What you will do:
a – Name every person identified by first and last name in the passage on school reform, leaving out any name that is part of a song title.
b – From the passage on school reform, copy out word for word everything from "Everyone has gone" down to "But maybe not.".

Exercise passage:
Content starts
Everyone has gone to bed, worn out from Black Friday shopping and a belated Thanksgiving dinner this evening with a dozen people (five of whom work for public schools, plus at least one education major home from college). So here I sit, listening to Van Morrison sing Rave On John Donne on my iPod and contemplating the words of Greg Thompson on school reform – the incompatibility of an “innovative, creative, vibrant learning environment” and “common standards supported by textbooks and assessed by standardized tests.”
I read a blog by Wesley Fryer (Moving at the Speed of Creativity) and he pointed Thompson’s words out to me a little over a week ago. Since then they’ve haunted me. Frankly, I’ve been scared he’s right. But maybe not.
Part of the problem is how the ideas involved in Thompson’s thesis are grouped. I’m not sure common standards are a problem. Sometimes, the textbooks and curricula that support those standards present issues and provide controversy – especially when placed in the hands of a workforce that isn’t always as well trained or as well motivated as it could be. I really don’t see the administration of tests as a hindrance to the educational process. I suspect that Thompson has a problem with what we are currently looking for in such assessment, not with assessment itself.
Content ends
Extracted records:
Content starts
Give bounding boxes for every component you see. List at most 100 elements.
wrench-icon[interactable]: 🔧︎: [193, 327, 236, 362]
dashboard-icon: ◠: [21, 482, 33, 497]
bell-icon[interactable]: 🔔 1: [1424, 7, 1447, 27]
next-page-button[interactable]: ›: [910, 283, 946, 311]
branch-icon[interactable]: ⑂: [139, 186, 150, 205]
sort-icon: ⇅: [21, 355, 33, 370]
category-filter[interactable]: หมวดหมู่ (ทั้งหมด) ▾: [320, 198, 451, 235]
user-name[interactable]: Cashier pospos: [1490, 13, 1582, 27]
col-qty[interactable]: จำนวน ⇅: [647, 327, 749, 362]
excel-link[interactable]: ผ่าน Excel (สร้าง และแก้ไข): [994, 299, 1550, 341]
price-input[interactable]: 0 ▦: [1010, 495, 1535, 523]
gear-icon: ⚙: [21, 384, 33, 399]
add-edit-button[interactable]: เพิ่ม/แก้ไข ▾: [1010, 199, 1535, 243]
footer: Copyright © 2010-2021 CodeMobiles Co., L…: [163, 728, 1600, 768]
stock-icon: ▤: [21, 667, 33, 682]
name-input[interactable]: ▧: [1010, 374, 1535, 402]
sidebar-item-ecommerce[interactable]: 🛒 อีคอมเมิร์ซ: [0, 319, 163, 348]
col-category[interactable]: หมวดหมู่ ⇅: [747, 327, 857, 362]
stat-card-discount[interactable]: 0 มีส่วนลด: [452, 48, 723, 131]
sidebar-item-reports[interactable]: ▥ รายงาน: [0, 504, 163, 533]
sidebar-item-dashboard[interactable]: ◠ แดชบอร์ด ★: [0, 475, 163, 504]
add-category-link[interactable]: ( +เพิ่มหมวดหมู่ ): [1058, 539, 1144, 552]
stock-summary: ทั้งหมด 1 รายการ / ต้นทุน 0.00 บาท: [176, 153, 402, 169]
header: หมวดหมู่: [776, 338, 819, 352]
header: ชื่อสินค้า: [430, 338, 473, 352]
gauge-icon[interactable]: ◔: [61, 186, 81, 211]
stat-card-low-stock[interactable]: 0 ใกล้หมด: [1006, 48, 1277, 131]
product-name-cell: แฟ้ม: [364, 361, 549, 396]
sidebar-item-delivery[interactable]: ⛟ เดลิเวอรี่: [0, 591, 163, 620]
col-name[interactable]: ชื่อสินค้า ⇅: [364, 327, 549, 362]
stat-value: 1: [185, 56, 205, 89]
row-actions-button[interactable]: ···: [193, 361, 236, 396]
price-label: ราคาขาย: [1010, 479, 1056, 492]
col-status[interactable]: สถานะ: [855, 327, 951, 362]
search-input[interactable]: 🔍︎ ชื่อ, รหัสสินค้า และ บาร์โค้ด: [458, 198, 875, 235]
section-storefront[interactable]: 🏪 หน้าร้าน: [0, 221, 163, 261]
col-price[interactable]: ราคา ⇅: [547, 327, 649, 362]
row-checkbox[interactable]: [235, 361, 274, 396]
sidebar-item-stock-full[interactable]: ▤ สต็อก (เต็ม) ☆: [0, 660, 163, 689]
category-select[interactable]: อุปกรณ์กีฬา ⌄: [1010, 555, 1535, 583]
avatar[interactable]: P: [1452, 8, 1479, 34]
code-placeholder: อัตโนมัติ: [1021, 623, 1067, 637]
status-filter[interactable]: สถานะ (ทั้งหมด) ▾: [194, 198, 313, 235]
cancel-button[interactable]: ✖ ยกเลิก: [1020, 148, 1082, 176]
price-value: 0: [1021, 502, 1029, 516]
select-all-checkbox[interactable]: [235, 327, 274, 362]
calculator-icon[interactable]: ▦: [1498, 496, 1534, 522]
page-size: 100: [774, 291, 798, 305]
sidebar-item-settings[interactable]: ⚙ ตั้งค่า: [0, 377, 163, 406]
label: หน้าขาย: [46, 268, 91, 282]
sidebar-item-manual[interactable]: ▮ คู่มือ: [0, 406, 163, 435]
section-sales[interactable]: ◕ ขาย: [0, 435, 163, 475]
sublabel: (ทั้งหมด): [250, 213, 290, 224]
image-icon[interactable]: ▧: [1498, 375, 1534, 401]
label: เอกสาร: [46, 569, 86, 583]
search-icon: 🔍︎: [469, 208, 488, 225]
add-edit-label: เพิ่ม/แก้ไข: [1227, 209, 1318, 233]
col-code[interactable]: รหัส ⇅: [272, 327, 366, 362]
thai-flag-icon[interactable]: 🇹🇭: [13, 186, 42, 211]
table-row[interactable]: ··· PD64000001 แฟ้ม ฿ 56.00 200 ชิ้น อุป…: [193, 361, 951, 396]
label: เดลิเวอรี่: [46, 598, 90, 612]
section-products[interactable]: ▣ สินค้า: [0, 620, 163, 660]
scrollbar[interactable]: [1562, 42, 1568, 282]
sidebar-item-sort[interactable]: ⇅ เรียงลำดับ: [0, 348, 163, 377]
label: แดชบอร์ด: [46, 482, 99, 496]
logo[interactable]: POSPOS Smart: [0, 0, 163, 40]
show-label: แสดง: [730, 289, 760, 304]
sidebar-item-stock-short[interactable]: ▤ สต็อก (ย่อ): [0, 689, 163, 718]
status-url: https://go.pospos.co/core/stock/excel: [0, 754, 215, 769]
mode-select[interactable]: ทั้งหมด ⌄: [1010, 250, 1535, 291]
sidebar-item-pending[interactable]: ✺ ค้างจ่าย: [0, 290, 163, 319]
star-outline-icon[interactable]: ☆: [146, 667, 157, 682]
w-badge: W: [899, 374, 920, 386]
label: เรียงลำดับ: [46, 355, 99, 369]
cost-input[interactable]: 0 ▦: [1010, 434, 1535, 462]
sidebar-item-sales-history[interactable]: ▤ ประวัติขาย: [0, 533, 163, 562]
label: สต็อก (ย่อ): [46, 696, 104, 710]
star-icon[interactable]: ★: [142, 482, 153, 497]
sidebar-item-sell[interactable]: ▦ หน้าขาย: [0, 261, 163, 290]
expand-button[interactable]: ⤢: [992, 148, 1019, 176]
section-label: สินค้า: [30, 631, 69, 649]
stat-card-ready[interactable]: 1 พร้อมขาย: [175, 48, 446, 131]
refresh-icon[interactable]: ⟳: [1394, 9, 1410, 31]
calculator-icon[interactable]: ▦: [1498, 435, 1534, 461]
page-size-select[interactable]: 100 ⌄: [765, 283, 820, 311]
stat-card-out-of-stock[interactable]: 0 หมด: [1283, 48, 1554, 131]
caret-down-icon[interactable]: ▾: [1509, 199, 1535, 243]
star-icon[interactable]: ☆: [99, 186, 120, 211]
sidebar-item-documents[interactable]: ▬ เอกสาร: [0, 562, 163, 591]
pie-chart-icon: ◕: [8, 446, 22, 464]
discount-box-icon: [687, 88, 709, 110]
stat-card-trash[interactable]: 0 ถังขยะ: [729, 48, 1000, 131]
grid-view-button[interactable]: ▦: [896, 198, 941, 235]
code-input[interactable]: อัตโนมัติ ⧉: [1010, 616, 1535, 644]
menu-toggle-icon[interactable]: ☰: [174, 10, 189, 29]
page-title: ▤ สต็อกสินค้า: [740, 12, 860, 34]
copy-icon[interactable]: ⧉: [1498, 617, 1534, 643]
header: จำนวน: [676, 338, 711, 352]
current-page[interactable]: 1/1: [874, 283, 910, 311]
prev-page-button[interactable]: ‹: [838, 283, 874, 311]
Content ends
Exercise solutions:
a – Van Morrison, Greg Thompson, Wesley Fryer

b –
Everyone has gone to bed, worn out from Black Friday shopping and a belated Thanksgiving dinner this evening with a dozen people (five of whom work for public schools, plus at least one education major home from college). So here I sit, listening to Van Morrison sing Rave On John Donne on my iPod and contemplating the words of Greg Thompson on school reform – the incompatibility of an “innovative, creative, vibrant learning environment” and “common standards supported by textbooks and assessed by standardized tests.”
I read a blog by Wesley Fryer (Moving at the Speed of Creativity) and he pointed Thompson’s words out to me a little over a week ago. Since then they’ve haunted me. Frankly, I’ve been scared he’s right. But maybe not.